Problem description
Extract each line holding the word "numerators" from the entries.

Supplied material
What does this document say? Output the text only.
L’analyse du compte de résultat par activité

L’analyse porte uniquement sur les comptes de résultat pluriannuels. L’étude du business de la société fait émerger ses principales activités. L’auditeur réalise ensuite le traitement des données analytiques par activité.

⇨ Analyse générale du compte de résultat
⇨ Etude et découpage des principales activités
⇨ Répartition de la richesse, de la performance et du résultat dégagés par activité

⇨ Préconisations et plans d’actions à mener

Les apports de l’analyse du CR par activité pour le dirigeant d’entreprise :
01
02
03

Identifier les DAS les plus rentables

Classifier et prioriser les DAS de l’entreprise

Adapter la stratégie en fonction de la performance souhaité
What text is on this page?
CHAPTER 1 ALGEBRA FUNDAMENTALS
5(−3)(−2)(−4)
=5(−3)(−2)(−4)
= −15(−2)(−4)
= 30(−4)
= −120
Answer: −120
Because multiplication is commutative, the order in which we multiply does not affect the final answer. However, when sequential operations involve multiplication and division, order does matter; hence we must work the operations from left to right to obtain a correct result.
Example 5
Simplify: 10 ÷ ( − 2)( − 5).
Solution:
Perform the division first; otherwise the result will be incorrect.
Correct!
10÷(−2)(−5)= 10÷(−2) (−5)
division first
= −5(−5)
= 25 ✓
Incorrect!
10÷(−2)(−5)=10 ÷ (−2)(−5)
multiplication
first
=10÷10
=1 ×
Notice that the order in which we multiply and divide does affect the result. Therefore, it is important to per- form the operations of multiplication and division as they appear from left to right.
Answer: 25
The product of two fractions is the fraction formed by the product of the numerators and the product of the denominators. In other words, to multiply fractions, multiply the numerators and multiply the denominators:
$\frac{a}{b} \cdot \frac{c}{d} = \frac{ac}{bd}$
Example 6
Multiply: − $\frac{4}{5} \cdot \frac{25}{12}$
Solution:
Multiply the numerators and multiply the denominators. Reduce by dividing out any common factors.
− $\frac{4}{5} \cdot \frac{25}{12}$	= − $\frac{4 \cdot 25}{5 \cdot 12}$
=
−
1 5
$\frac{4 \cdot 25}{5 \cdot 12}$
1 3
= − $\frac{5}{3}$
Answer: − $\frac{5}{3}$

Solution for this exercise
The product of two fractions is the fraction formed by the product of the numerators and the product of the denominators. In other words, to multiply fractions, multiply the numerators and multiply the denominators:
Multiply the numerators and multiply the denominators. Reduce by dividing out any common factors.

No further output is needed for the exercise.